WHAT IS EXPECTED>
Below is a block of records; reproduce all of them exactly and leave out any pictures.

-=-=-=-=-

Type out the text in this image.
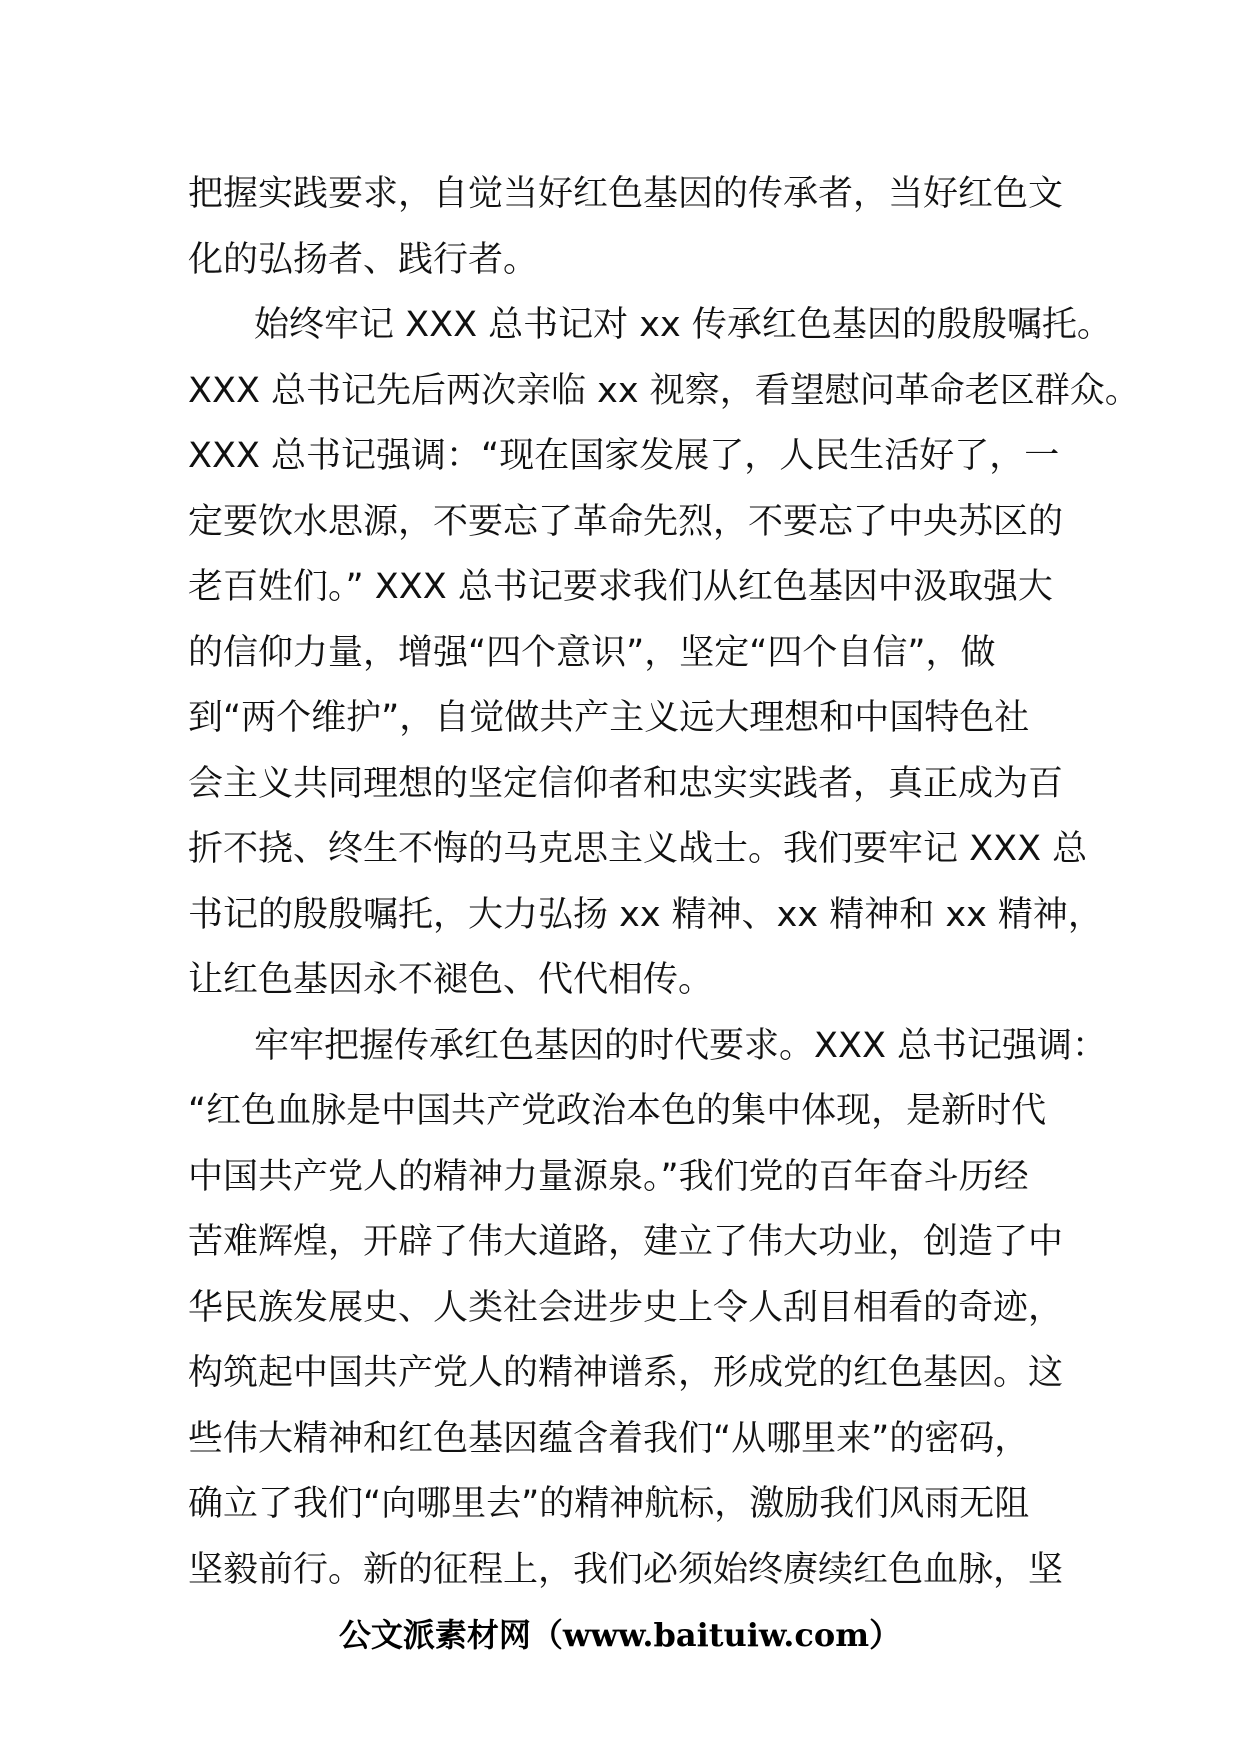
把握实践要求，自觉当好红色基因的传承者，当好红色文
化的弘扬者、践行者。
始终牢记 XXX 总书记对 xx 传承红色基因的殷殷嘱托。
XXX 总书记先后两次亲临 xx 视察，看望慰问革命老区群众。
XXX 总书记强调：“现在国家发展了，人民生活好了，一
定要饮水思源，不要忘了革命先烈，不要忘了中央苏区的
老百姓们。” XXX 总书记要求我们从红色基因中汲取强大
的信仰力量，增强“四个意识”，坚定“四个自信”，做
到“两个维护”，自觉做共产主义远大理想和中国特色社
会主义共同理想的坚定信仰者和忠实实践者，真正成为百
折不挠、终生不悔的马克思主义战士。我们要牢记 XXX 总
书记的殷殷嘱托，大力弘扬 xx 精神、xx 精神和 xx 精神，
让红色基因永不褪色、代代相传。
牢牢把握传承红色基因的时代要求。XXX 总书记强调：
“红色血脉是中国共产党政治本色的集中体现，是新时代
中国共产党人的精神力量源泉。”我们党的百年奋斗历经
苦难辉煌，开辟了伟大道路，建立了伟大功业，创造了中
华民族发展史、人类社会进步史上令人刮目相看的奇迹，
构筑起中国共产党人的精神谱系，形成党的红色基因。这
些伟大精神和红色基因蕴含着我们“从哪里来”的密码，
确立了我们“向哪里去”的精神航标，激励我们风雨无阻
坚毅前行。新的征程上，我们必须始终赓续红色血脉，坚
公文派素材网（www.baituiw.com）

-=-=-=-=-

THE SOLUTION>
Type out the text in this image.
把握实践要求，自觉当好红色基因的传承者，当好红色文
化的弘扬者、践行者。
始终牢记 XXX 总书记对 xx 传承红色基因的殷殷嘱托。
XXX 总书记先后两次亲临 xx 视察，看望慰问革命老区群众。
XXX 总书记强调：“现在国家发展了，人民生活好了，一
定要饮水思源，不要忘了革命先烈，不要忘了中央苏区的
老百姓们。” XXX 总书记要求我们从红色基因中汲取强大
的信仰力量，增强“四个意识”，坚定“四个自信”，做
到“两个维护”，自觉做共产主义远大理想和中国特色社
会主义共同理想的坚定信仰者和忠实实践者，真正成为百
折不挠、终生不悔的马克思主义战士。我们要牢记 XXX 总
书记的殷殷嘱托，大力弘扬 xx 精神、xx 精神和 xx 精神，
让红色基因永不褪色、代代相传。
牢牢把握传承红色基因的时代要求。XXX 总书记强调：
“红色血脉是中国共产党政治本色的集中体现，是新时代
中国共产党人的精神力量源泉。”我们党的百年奋斗历经
苦难辉煌，开辟了伟大道路，建立了伟大功业，创造了中
华民族发展史、人类社会进步史上令人刮目相看的奇迹，
构筑起中国共产党人的精神谱系，形成党的红色基因。这
些伟大精神和红色基因蕴含着我们“从哪里来”的密码，
确立了我们“向哪里去”的精神航标，激励我们风雨无阻
坚毅前行。新的征程上，我们必须始终赓续红色血脉，坚
公文派素材网（www.baituiw.com）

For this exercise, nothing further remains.